• RAW DATA
BEGIN
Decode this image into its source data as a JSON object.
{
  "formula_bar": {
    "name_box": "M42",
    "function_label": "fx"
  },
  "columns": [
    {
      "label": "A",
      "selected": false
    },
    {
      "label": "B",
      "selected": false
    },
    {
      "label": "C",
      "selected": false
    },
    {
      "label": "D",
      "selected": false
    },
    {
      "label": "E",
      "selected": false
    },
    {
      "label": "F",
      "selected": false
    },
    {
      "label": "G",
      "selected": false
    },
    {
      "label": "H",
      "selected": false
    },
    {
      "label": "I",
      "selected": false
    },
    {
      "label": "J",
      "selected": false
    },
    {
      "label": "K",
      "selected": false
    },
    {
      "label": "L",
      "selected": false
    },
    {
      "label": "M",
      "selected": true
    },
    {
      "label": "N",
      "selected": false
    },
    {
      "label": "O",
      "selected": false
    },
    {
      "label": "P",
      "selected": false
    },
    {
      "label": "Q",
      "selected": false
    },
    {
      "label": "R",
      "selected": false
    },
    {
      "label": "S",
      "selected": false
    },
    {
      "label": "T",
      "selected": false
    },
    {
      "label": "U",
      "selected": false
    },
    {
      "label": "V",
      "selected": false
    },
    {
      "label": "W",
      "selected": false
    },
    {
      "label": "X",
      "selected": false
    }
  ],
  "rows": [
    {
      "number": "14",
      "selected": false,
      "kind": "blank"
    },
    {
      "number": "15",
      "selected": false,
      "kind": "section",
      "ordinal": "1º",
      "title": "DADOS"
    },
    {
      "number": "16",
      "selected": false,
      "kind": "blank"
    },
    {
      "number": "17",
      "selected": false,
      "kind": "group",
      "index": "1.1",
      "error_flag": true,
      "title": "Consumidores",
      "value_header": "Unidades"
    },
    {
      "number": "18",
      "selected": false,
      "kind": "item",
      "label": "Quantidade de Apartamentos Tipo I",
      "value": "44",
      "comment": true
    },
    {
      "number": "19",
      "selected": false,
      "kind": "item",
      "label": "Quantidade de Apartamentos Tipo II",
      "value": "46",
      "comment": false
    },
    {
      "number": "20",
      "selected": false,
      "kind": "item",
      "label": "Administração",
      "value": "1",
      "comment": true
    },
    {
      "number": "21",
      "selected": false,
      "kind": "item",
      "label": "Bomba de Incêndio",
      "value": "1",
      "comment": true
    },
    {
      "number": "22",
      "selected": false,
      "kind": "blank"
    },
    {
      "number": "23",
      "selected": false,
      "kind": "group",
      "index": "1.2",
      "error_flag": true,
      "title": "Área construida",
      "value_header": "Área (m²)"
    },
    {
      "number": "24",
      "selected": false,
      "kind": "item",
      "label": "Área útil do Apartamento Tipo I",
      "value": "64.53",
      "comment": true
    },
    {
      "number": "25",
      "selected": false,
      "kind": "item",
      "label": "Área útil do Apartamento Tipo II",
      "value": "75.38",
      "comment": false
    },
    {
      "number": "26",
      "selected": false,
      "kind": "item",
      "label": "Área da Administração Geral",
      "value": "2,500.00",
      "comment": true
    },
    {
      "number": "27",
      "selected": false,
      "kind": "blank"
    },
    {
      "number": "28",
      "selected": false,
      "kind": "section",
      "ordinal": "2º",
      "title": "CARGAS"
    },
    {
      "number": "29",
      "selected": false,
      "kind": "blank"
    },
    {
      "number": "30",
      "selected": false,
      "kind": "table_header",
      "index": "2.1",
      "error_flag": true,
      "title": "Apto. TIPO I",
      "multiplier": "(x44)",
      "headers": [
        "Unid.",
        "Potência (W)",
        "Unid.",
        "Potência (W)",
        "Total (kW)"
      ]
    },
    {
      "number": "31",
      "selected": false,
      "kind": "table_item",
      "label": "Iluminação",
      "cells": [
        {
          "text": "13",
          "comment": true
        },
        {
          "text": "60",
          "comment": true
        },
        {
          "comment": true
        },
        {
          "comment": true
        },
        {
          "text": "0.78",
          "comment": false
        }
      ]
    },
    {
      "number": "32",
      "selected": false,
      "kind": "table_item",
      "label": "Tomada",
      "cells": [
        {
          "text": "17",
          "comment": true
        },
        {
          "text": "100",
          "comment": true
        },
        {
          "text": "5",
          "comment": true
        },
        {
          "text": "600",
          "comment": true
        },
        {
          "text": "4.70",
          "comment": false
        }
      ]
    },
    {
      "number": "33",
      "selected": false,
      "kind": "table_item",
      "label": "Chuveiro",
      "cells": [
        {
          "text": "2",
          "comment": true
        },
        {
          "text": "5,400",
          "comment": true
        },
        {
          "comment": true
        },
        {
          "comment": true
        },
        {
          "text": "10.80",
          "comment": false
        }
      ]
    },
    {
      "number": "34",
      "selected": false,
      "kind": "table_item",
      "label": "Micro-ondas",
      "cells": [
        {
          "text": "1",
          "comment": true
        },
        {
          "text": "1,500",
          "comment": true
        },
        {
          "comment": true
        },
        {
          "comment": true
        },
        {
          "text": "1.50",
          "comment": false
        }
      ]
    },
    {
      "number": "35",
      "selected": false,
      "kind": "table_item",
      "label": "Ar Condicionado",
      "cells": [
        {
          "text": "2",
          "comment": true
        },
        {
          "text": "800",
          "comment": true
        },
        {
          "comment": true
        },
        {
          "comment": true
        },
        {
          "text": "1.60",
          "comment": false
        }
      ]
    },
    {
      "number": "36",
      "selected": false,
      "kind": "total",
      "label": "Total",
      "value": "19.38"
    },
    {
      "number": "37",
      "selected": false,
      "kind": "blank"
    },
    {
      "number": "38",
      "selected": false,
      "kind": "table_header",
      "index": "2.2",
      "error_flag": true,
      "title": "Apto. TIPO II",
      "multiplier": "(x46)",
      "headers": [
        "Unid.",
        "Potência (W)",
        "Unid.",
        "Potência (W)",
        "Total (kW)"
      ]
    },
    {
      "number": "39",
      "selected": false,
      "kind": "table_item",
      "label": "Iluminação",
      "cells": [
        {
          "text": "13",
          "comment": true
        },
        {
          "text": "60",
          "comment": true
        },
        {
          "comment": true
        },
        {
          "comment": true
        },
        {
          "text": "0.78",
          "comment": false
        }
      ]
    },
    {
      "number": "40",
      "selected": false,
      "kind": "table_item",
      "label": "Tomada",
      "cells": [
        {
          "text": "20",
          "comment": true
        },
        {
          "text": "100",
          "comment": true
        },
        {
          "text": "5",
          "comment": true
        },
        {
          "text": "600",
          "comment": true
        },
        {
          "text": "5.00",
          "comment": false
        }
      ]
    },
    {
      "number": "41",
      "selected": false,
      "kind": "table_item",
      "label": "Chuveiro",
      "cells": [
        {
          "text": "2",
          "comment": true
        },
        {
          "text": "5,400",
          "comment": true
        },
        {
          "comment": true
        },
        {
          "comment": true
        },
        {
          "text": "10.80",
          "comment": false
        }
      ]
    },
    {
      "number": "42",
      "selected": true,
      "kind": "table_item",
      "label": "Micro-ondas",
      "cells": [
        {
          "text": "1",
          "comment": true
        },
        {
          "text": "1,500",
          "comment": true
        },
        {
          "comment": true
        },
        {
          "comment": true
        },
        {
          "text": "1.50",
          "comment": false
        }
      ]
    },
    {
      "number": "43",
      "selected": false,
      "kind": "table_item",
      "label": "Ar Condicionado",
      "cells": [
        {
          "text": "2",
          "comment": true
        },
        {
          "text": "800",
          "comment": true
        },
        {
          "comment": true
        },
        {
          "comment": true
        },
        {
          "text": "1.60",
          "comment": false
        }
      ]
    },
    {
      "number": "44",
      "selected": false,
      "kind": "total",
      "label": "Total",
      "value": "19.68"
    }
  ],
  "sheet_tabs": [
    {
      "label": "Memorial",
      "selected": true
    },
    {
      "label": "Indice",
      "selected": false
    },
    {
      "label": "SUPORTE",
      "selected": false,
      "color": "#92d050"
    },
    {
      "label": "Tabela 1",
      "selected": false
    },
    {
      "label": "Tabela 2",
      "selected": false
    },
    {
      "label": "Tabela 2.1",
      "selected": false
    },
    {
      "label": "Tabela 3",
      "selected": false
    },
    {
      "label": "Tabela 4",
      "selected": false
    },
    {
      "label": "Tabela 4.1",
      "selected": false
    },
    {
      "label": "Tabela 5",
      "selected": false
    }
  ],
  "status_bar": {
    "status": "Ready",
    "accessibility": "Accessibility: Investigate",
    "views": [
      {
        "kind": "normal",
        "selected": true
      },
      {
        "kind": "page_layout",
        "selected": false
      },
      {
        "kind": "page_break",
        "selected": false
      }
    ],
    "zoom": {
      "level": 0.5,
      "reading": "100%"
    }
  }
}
END
• PROBLEM REQUIREMENTS
Show every line that contains the word "Quantidade".

• ANSWER FOR THIS EXERCISE
      "label": "Quantidade de Apartamentos Tipo I",
      "label": "Quantidade de Apartamentos Tipo II",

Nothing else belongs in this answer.